►

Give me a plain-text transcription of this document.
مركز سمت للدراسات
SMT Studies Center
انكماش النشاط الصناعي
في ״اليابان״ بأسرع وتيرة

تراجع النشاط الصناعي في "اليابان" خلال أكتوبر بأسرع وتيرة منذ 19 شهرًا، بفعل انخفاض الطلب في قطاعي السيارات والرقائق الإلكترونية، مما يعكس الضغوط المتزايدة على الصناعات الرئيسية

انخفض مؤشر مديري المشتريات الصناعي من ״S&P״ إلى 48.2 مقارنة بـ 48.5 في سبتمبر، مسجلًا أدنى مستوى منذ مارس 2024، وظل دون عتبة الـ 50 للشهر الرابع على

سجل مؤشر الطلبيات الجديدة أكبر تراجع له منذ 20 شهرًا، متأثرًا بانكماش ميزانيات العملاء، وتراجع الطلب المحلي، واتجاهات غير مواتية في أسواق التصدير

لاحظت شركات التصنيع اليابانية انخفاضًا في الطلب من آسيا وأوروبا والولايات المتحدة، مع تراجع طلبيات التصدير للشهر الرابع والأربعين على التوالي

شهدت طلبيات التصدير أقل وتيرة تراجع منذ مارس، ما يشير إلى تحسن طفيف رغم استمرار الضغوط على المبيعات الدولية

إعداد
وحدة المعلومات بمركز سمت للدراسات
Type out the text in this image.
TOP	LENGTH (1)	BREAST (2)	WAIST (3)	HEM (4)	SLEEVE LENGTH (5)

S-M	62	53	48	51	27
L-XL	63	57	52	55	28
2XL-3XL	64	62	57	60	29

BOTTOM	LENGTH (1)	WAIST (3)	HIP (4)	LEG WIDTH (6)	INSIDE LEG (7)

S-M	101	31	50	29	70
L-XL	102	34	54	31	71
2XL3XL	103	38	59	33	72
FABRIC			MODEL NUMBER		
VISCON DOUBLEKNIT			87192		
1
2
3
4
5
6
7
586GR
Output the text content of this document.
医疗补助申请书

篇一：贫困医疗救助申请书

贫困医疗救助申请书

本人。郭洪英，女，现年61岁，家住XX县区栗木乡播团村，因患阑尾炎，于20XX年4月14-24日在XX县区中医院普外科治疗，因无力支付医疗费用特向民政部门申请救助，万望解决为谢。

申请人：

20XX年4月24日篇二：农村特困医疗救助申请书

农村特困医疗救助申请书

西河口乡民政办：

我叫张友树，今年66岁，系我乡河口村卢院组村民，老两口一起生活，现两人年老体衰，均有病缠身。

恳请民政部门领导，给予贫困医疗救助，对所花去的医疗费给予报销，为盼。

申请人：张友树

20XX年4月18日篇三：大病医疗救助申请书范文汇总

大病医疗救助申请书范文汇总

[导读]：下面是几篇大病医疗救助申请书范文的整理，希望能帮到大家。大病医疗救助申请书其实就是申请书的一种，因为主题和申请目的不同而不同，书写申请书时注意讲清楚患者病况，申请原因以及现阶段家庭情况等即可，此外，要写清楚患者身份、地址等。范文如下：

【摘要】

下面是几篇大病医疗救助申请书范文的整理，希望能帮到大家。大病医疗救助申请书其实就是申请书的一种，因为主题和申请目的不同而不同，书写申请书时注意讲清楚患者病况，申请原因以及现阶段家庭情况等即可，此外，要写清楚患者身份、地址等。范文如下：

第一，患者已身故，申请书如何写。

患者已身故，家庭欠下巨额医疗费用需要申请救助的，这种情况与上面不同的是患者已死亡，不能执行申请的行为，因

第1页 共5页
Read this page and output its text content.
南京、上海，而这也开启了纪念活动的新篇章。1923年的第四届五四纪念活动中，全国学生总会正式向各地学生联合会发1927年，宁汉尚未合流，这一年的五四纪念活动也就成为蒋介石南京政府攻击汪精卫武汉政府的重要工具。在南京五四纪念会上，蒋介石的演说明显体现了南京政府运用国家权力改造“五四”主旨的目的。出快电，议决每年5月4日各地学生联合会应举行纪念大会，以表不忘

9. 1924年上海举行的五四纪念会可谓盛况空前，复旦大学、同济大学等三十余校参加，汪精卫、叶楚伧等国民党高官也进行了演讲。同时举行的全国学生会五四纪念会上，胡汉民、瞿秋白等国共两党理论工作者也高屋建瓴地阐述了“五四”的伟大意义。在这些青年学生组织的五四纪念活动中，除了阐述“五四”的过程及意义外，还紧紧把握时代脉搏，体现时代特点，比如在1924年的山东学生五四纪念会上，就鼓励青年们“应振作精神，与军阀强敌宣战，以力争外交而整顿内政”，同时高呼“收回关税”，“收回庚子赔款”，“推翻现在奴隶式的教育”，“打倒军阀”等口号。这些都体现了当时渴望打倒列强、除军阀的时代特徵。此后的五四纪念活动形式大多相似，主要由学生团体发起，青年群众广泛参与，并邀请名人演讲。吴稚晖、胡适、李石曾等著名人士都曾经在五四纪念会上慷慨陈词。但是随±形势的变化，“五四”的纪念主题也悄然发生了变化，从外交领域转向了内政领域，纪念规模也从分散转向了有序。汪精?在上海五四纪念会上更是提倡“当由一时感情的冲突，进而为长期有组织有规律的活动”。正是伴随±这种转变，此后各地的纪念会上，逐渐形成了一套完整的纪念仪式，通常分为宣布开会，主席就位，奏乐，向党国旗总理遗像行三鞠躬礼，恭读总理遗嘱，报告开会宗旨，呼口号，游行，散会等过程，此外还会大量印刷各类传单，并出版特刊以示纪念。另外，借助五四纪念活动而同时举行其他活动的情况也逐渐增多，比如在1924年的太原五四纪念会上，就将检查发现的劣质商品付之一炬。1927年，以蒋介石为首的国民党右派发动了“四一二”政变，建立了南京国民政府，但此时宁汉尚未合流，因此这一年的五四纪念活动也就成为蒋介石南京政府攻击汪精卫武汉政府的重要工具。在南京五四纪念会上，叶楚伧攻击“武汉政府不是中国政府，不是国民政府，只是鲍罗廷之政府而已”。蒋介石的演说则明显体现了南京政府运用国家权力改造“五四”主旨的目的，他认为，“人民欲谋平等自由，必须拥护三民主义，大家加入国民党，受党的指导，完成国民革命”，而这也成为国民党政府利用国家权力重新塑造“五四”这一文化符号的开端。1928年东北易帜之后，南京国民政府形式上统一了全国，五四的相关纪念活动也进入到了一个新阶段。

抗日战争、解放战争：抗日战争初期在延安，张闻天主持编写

◄

→ Problem requirements
Copy out each record exactly as given, omitting none.

→ Exercise response
Give me a plain-text transcription of this document.
مركز سمت للدراسات
SMT Studies Center
انكماش النشاط الصناعي
في ״اليابان״ بأسرع وتيرة

تراجع النشاط الصناعي في "اليابان" خلال أكتوبر بأسرع وتيرة منذ 19 شهرًا، بفعل انخفاض الطلب في قطاعي السيارات والرقائق الإلكترونية، مما يعكس الضغوط المتزايدة على الصناعات الرئيسية

انخفض مؤشر مديري المشتريات الصناعي من ״S&P״ إلى 48.2 مقارنة بـ 48.5 في سبتمبر، مسجلًا أدنى مستوى منذ مارس 2024، وظل دون عتبة الـ 50 للشهر الرابع على

سجل مؤشر الطلبيات الجديدة أكبر تراجع له منذ 20 شهرًا، متأثرًا بانكماش ميزانيات العملاء، وتراجع الطلب المحلي، واتجاهات غير مواتية في أسواق التصدير

لاحظت شركات التصنيع اليابانية انخفاضًا في الطلب من آسيا وأوروبا والولايات المتحدة، مع تراجع طلبيات التصدير للشهر الرابع والأربعين على التوالي

شهدت طلبيات التصدير أقل وتيرة تراجع منذ مارس، ما يشير إلى تحسن طفيف رغم استمرار الضغوط على المبيعات الدولية

إعداد
وحدة المعلومات بمركز سمت للدراسات
Type out the text in this image.
TOP	LENGTH (1)	BREAST (2)	WAIST (3)	HEM (4)	SLEEVE LENGTH (5)

S-M	62	53	48	51	27
L-XL	63	57	52	55	28
2XL-3XL	64	62	57	60	29

BOTTOM	LENGTH (1)	WAIST (3)	HIP (4)	LEG WIDTH (6)	INSIDE LEG (7)

S-M	101	31	50	29	70
L-XL	102	34	54	31	71
2XL3XL	103	38	59	33	72
FABRIC			MODEL NUMBER		
VISCON DOUBLEKNIT			87192		
1
2
3
4
5
6
7
586GR
Output the text content of this document.
医疗补助申请书

篇一：贫困医疗救助申请书

贫困医疗救助申请书

本人。郭洪英，女，现年61岁，家住XX县区栗木乡播团村，因患阑尾炎，于20XX年4月14-24日在XX县区中医院普外科治疗，因无力支付医疗费用特向民政部门申请救助，万望解决为谢。

申请人：

20XX年4月24日篇二：农村特困医疗救助申请书

农村特困医疗救助申请书

西河口乡民政办：

我叫张友树，今年66岁，系我乡河口村卢院组村民，老两口一起生活，现两人年老体衰，均有病缠身。

恳请民政部门领导，给予贫困医疗救助，对所花去的医疗费给予报销，为盼。

申请人：张友树

20XX年4月18日篇三：大病医疗救助申请书范文汇总

大病医疗救助申请书范文汇总

[导读]：下面是几篇大病医疗救助申请书范文的整理，希望能帮到大家。大病医疗救助申请书其实就是申请书的一种，因为主题和申请目的不同而不同，书写申请书时注意讲清楚患者病况，申请原因以及现阶段家庭情况等即可，此外，要写清楚患者身份、地址等。范文如下：

【摘要】

下面是几篇大病医疗救助申请书范文的整理，希望能帮到大家。大病医疗救助申请书其实就是申请书的一种，因为主题和申请目的不同而不同，书写申请书时注意讲清楚患者病况，申请原因以及现阶段家庭情况等即可，此外，要写清楚患者身份、地址等。范文如下：

第一，患者已身故，申请书如何写。

患者已身故，家庭欠下巨额医疗费用需要申请救助的，这种情况与上面不同的是患者已死亡，不能执行申请的行为，因

第1页 共5页
Read this page and output its text content.
南京、上海，而这也开启了纪念活动的新篇章。1923年的第四届五四纪念活动中，全国学生总会正式向各地学生联合会发1927年，宁汉尚未合流，这一年的五四纪念活动也就成为蒋介石南京政府攻击汪精卫武汉政府的重要工具。在南京五四纪念会上，蒋介石的演说明显体现了南京政府运用国家权力改造“五四”主旨的目的。出快电，议决每年5月4日各地学生联合会应举行纪念大会，以表不忘

9. 1924年上海举行的五四纪念会可谓盛况空前，复旦大学、同济大学等三十余校参加，汪精卫、叶楚伧等国民党高官也进行了演讲。同时举行的全国学生会五四纪念会上，胡汉民、瞿秋白等国共两党理论工作者也高屋建瓴地阐述了“五四”的伟大意义。在这些青年学生组织的五四纪念活动中，除了阐述“五四”的过程及意义外，还紧紧把握时代脉搏，体现时代特点，比如在1924年的山东学生五四纪念会上，就鼓励青年们“应振作精神，与军阀强敌宣战，以力争外交而整顿内政”，同时高呼“收回关税”，“收回庚子赔款”，“推翻现在奴隶式的教育”，“打倒军阀”等口号。这些都体现了当时渴望打倒列强、除军阀的时代特徵。此后的五四纪念活动形式大多相似，主要由学生团体发起，青年群众广泛参与，并邀请名人演讲。吴稚晖、胡适、李石曾等著名人士都曾经在五四纪念会上慷慨陈词。但是随±形势的变化，“五四”的纪念主题也悄然发生了变化，从外交领域转向了内政领域，纪念规模也从分散转向了有序。汪精?在上海五四纪念会上更是提倡“当由一时感情的冲突，进而为长期有组织有规律的活动”。正是伴随±这种转变，此后各地的纪念会上，逐渐形成了一套完整的纪念仪式，通常分为宣布开会，主席就位，奏乐，向党国旗总理遗像行三鞠躬礼，恭读总理遗嘱，报告开会宗旨，呼口号，游行，散会等过程，此外还会大量印刷各类传单，并出版特刊以示纪念。另外，借助五四纪念活动而同时举行其他活动的情况也逐渐增多，比如在1924年的太原五四纪念会上，就将检查发现的劣质商品付之一炬。1927年，以蒋介石为首的国民党右派发动了“四一二”政变，建立了南京国民政府，但此时宁汉尚未合流，因此这一年的五四纪念活动也就成为蒋介石南京政府攻击汪精卫武汉政府的重要工具。在南京五四纪念会上，叶楚伧攻击“武汉政府不是中国政府，不是国民政府，只是鲍罗廷之政府而已”。蒋介石的演说则明显体现了南京政府运用国家权力改造“五四”主旨的目的，他认为，“人民欲谋平等自由，必须拥护三民主义，大家加入国民党，受党的指导，完成国民革命”，而这也成为国民党政府利用国家权力重新塑造“五四”这一文化符号的开端。1928年东北易帜之后，南京国民政府形式上统一了全国，五四的相关纪念活动也进入到了一个新阶段。

抗日战争、解放战争：抗日战争初期在延安，张闻天主持编写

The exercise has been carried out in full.